Data supplied:
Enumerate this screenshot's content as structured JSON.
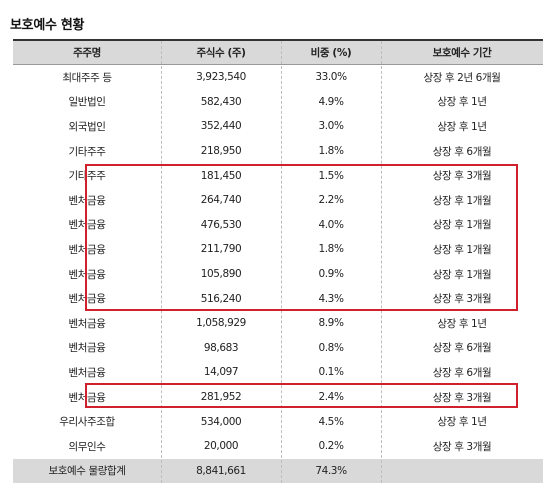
{
  "title": "보호예수 현황",
  "headers": [
    "주주명",
    "주식수 (주)",
    "비중 (%)",
    "보호예수 기간"
  ],
  "rows": [
    {
      "name": "최대주주 등",
      "shares": "3,923,540",
      "ratio": "33.0%",
      "period": "상장 후 2년 6개월"
    },
    {
      "name": "일반법인",
      "shares": "582,430",
      "ratio": "4.9%",
      "period": "상장 후 1년"
    },
    {
      "name": "외국법인",
      "shares": "352,440",
      "ratio": "3.0%",
      "period": "상장 후 1년"
    },
    {
      "name": "기타주주",
      "shares": "218,950",
      "ratio": "1.8%",
      "period": "상장 후 6개월"
    },
    {
      "name": "기타주주",
      "shares": "181,450",
      "ratio": "1.5%",
      "period": "상장 후 3개월"
    },
    {
      "name": "벤처금융",
      "shares": "264,740",
      "ratio": "2.2%",
      "period": "상장 후 1개월"
    },
    {
      "name": "벤처금융",
      "shares": "476,530",
      "ratio": "4.0%",
      "period": "상장 후 1개월"
    },
    {
      "name": "벤처금융",
      "shares": "211,790",
      "ratio": "1.8%",
      "period": "상장 후 1개월"
    },
    {
      "name": "벤처금융",
      "shares": "105,890",
      "ratio": "0.9%",
      "period": "상장 후 1개월"
    },
    {
      "name": "벤처금융",
      "shares": "516,240",
      "ratio": "4.3%",
      "period": "상장 후 3개월"
    },
    {
      "name": "벤처금융",
      "shares": "1,058,929",
      "ratio": "8.9%",
      "period": "상장 후 1년"
    },
    {
      "name": "벤처금융",
      "shares": "98,683",
      "ratio": "0.8%",
      "period": "상장 후 6개월"
    },
    {
      "name": "벤처금융",
      "shares": "14,097",
      "ratio": "0.1%",
      "period": "상장 후 6개월"
    },
    {
      "name": "벤처금융",
      "shares": "281,952",
      "ratio": "2.4%",
      "period": "상장 후 3개월"
    },
    {
      "name": "우리사주조합",
      "shares": "534,000",
      "ratio": "4.5%",
      "period": "상장 후 1년"
    },
    {
      "name": "의무인수",
      "shares": "20,000",
      "ratio": "0.2%",
      "period": "상장 후 3개월"
    }
  ],
  "total": {
    "name": "보호예수 물량합계",
    "shares": "8,841,661",
    "ratio": "74.3%",
    "period": ""
  },
  "highlight_color": "#d0202e"
}
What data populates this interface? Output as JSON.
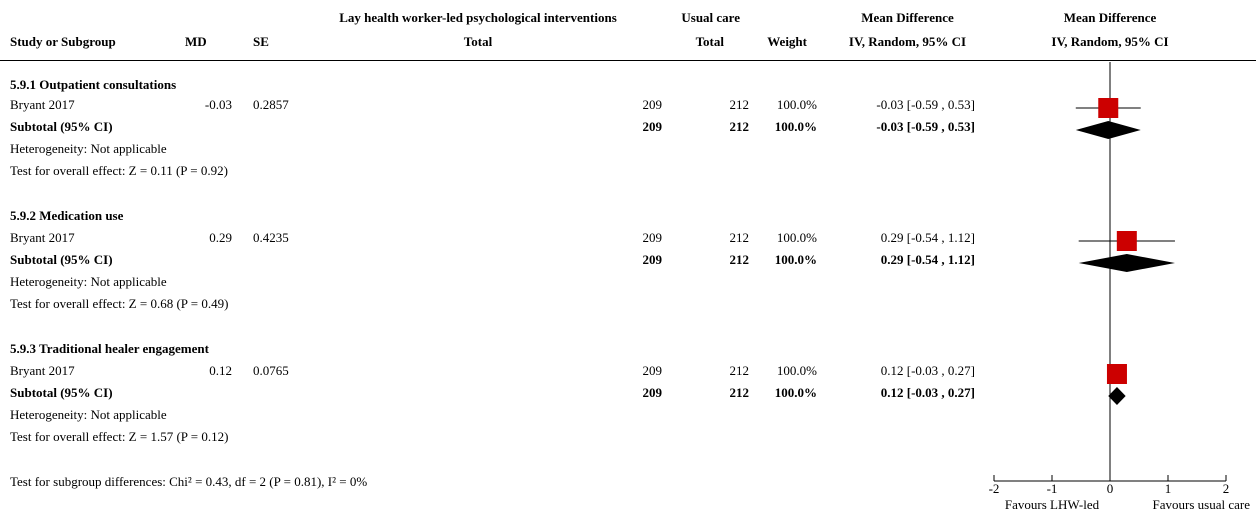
{
  "header": {
    "study_or_subgroup": "Study or Subgroup",
    "md": "MD",
    "se": "SE",
    "experimental_group": "Lay health worker-led psychological interventions",
    "experimental_total": "Total",
    "control_group": "Usual care",
    "control_total": "Total",
    "weight": "Weight",
    "effect_title": "Mean Difference",
    "effect_method": "IV, Random, 95% CI",
    "plot_title": "Mean Difference",
    "plot_method": "IV, Random, 95% CI"
  },
  "subgroups": [
    {
      "title": "5.9.1 Outpatient consultations",
      "study": {
        "name": "Bryant 2017",
        "md": "-0.03",
        "se": "0.2857",
        "n_exp": "209",
        "n_ctrl": "212",
        "weight": "100.0%",
        "ci": "-0.03 [-0.59 , 0.53]"
      },
      "subtotal": {
        "label": "Subtotal (95% CI)",
        "n_exp": "209",
        "n_ctrl": "212",
        "weight": "100.0%",
        "ci": "-0.03 [-0.59 , 0.53]"
      },
      "heterogeneity": "Heterogeneity: Not applicable",
      "overall": "Test for overall effect: Z = 0.11 (P = 0.92)"
    },
    {
      "title": "5.9.2 Medication use",
      "study": {
        "name": "Bryant 2017",
        "md": "0.29",
        "se": "0.4235",
        "n_exp": "209",
        "n_ctrl": "212",
        "weight": "100.0%",
        "ci": "0.29 [-0.54 , 1.12]"
      },
      "subtotal": {
        "label": "Subtotal (95% CI)",
        "n_exp": "209",
        "n_ctrl": "212",
        "weight": "100.0%",
        "ci": "0.29 [-0.54 , 1.12]"
      },
      "heterogeneity": "Heterogeneity: Not applicable",
      "overall": "Test for overall effect: Z = 0.68 (P = 0.49)"
    },
    {
      "title": "5.9.3 Traditional healer engagement",
      "study": {
        "name": "Bryant 2017",
        "md": "0.12",
        "se": "0.0765",
        "n_exp": "209",
        "n_ctrl": "212",
        "weight": "100.0%",
        "ci": "0.12 [-0.03 , 0.27]"
      },
      "subtotal": {
        "label": "Subtotal (95% CI)",
        "n_exp": "209",
        "n_ctrl": "212",
        "weight": "100.0%",
        "ci": "0.12 [-0.03 , 0.27]"
      },
      "heterogeneity": "Heterogeneity: Not applicable",
      "overall": "Test for overall effect: Z = 1.57 (P = 0.12)"
    }
  ],
  "subgroup_differences": "Test for subgroup differences: Chi² = 0.43, df = 2 (P = 0.81), I² = 0%",
  "axis": {
    "favours_left": "Favours LHW-led",
    "favours_right": "Favours usual care"
  },
  "colors": {
    "study_marker": "#cc0000",
    "summary_diamond": "#000000"
  },
  "chart_data": {
    "type": "forest",
    "xlim": [
      -2,
      2
    ],
    "xticks": [
      -2,
      -1,
      0,
      1,
      2
    ],
    "xtick_labels": [
      "-2",
      "-1",
      "0",
      "1",
      "2"
    ],
    "null_line": 0,
    "studies": [
      {
        "subgroup": "5.9.1 Outpatient consultations",
        "name": "Bryant 2017",
        "md": -0.03,
        "lo": -0.59,
        "hi": 0.53,
        "weight": 100.0
      },
      {
        "subgroup": "5.9.2 Medication use",
        "name": "Bryant 2017",
        "md": 0.29,
        "lo": -0.54,
        "hi": 1.12,
        "weight": 100.0
      },
      {
        "subgroup": "5.9.3 Traditional healer engagement",
        "name": "Bryant 2017",
        "md": 0.12,
        "lo": -0.03,
        "hi": 0.27,
        "weight": 100.0
      }
    ],
    "subtotals": [
      {
        "subgroup": "5.9.1 Outpatient consultations",
        "md": -0.03,
        "lo": -0.59,
        "hi": 0.53
      },
      {
        "subgroup": "5.9.2 Medication use",
        "md": 0.29,
        "lo": -0.54,
        "hi": 1.12
      },
      {
        "subgroup": "5.9.3 Traditional healer engagement",
        "md": 0.12,
        "lo": -0.03,
        "hi": 0.27
      }
    ]
  }
}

What the task asks:
Quote the records above in full, dropping each picture.

Right answer:
Enumerate this screenshot's content as structured JSON.
{
  "title": "보호예수 현황",
  "headers": [
    "주주명",
    "주식수 (주)",
    "비중 (%)",
    "보호예수 기간"
  ],
  "rows": [
    {
      "name": "최대주주 등",
      "shares": "3,923,540",
      "ratio": "33.0%",
      "period": "상장 후 2년 6개월"
    },
    {
      "name": "일반법인",
      "shares": "582,430",
      "ratio": "4.9%",
      "period": "상장 후 1년"
    },
    {
      "name": "외국법인",
      "shares": "352,440",
      "ratio": "3.0%",
      "period": "상장 후 1년"
    },
    {
      "name": "기타주주",
      "shares": "218,950",
      "ratio": "1.8%",
      "period": "상장 후 6개월"
    },
    {
      "name": "기타주주",
      "shares": "181,450",
      "ratio": "1.5%",
      "period": "상장 후 3개월"
    },
    {
      "name": "벤처금융",
      "shares": "264,740",
      "ratio": "2.2%",
      "period": "상장 후 1개월"
    },
    {
      "name": "벤처금융",
      "shares": "476,530",
      "ratio": "4.0%",
      "period": "상장 후 1개월"
    },
    {
      "name": "벤처금융",
      "shares": "211,790",
      "ratio": "1.8%",
      "period": "상장 후 1개월"
    },
    {
      "name": "벤처금융",
      "shares": "105,890",
      "ratio": "0.9%",
      "period": "상장 후 1개월"
    },
    {
      "name": "벤처금융",
      "shares": "516,240",
      "ratio": "4.3%",
      "period": "상장 후 3개월"
    },
    {
      "name": "벤처금융",
      "shares": "1,058,929",
      "ratio": "8.9%",
      "period": "상장 후 1년"
    },
    {
      "name": "벤처금융",
      "shares": "98,683",
      "ratio": "0.8%",
      "period": "상장 후 6개월"
    },
    {
      "name": "벤처금융",
      "shares": "14,097",
      "ratio": "0.1%",
      "period": "상장 후 6개월"
    },
    {
      "name": "벤처금융",
      "shares": "281,952",
      "ratio": "2.4%",
      "period": "상장 후 3개월"
    },
    {
      "name": "우리사주조합",
      "shares": "534,000",
      "ratio": "4.5%",
      "period": "상장 후 1년"
    },
    {
      "name": "의무인수",
      "shares": "20,000",
      "ratio": "0.2%",
      "period": "상장 후 3개월"
    }
  ],
  "total": {
    "name": "보호예수 물량합계",
    "shares": "8,841,661",
    "ratio": "74.3%",
    "period": ""
  },
  "highlight_color": "#d0202e"
}
What data populates this interface? Output as JSON.
{
  "header": {
    "study_or_subgroup": "Study or Subgroup",
    "md": "MD",
    "se": "SE",
    "experimental_group": "Lay health worker-led psychological interventions",
    "experimental_total": "Total",
    "control_group": "Usual care",
    "control_total": "Total",
    "weight": "Weight",
    "effect_title": "Mean Difference",
    "effect_method": "IV, Random, 95% CI",
    "plot_title": "Mean Difference",
    "plot_method": "IV, Random, 95% CI"
  },
  "subgroups": [
    {
      "title": "5.9.1 Outpatient consultations",
      "study": {
        "name": "Bryant 2017",
        "md": "-0.03",
        "se": "0.2857",
        "n_exp": "209",
        "n_ctrl": "212",
        "weight": "100.0%",
        "ci": "-0.03 [-0.59 , 0.53]"
      },
      "subtotal": {
        "label": "Subtotal (95% CI)",
        "n_exp": "209",
        "n_ctrl": "212",
        "weight": "100.0%",
        "ci": "-0.03 [-0.59 , 0.53]"
      },
      "heterogeneity": "Heterogeneity: Not applicable",
      "overall": "Test for overall effect: Z = 0.11 (P = 0.92)"
    },
    {
      "title": "5.9.2 Medication use",
      "study": {
        "name": "Bryant 2017",
        "md": "0.29",
        "se": "0.4235",
        "n_exp": "209",
        "n_ctrl": "212",
        "weight": "100.0%",
        "ci": "0.29 [-0.54 , 1.12]"
      },
      "subtotal": {
        "label": "Subtotal (95% CI)",
        "n_exp": "209",
        "n_ctrl": "212",
        "weight": "100.0%",
        "ci": "0.29 [-0.54 , 1.12]"
      },
      "heterogeneity": "Heterogeneity: Not applicable",
      "overall": "Test for overall effect: Z = 0.68 (P = 0.49)"
    },
    {
      "title": "5.9.3 Traditional healer engagement",
      "study": {
        "name": "Bryant 2017",
        "md": "0.12",
        "se": "0.0765",
        "n_exp": "209",
        "n_ctrl": "212",
        "weight": "100.0%",
        "ci": "0.12 [-0.03 , 0.27]"
      },
      "subtotal": {
        "label": "Subtotal (95% CI)",
        "n_exp": "209",
        "n_ctrl": "212",
        "weight": "100.0%",
        "ci": "0.12 [-0.03 , 0.27]"
      },
      "heterogeneity": "Heterogeneity: Not applicable",
      "overall": "Test for overall effect: Z = 1.57 (P = 0.12)"
    }
  ],
  "subgroup_differences": "Test for subgroup differences: Chi² = 0.43, df = 2 (P = 0.81), I² = 0%",
  "axis": {
    "favours_left": "Favours LHW-led",
    "favours_right": "Favours usual care"
  },
  "colors": {
    "study_marker": "#cc0000",
    "summary_diamond": "#000000"
  },
  "chart_data": {
    "type": "forest",
    "xlim": [
      -2,
      2
    ],
    "xticks": [
      -2,
      -1,
      0,
      1,
      2
    ],
    "xtick_labels": [
      "-2",
      "-1",
      "0",
      "1",
      "2"
    ],
    "null_line": 0,
    "studies": [
      {
        "subgroup": "5.9.1 Outpatient consultations",
        "name": "Bryant 2017",
        "md": -0.03,
        "lo": -0.59,
        "hi": 0.53,
        "weight": 100.0
      },
      {
        "subgroup": "5.9.2 Medication use",
        "name": "Bryant 2017",
        "md": 0.29,
        "lo": -0.54,
        "hi": 1.12,
        "weight": 100.0
      },
      {
        "subgroup": "5.9.3 Traditional healer engagement",
        "name": "Bryant 2017",
        "md": 0.12,
        "lo": -0.03,
        "hi": 0.27,
        "weight": 100.0
      }
    ],
    "subtotals": [
      {
        "subgroup": "5.9.1 Outpatient consultations",
        "md": -0.03,
        "lo": -0.59,
        "hi": 0.53
      },
      {
        "subgroup": "5.9.2 Medication use",
        "md": 0.29,
        "lo": -0.54,
        "hi": 1.12
      },
      {
        "subgroup": "5.9.3 Traditional healer engagement",
        "md": 0.12,
        "lo": -0.03,
        "hi": 0.27
      }
    ]
  }
}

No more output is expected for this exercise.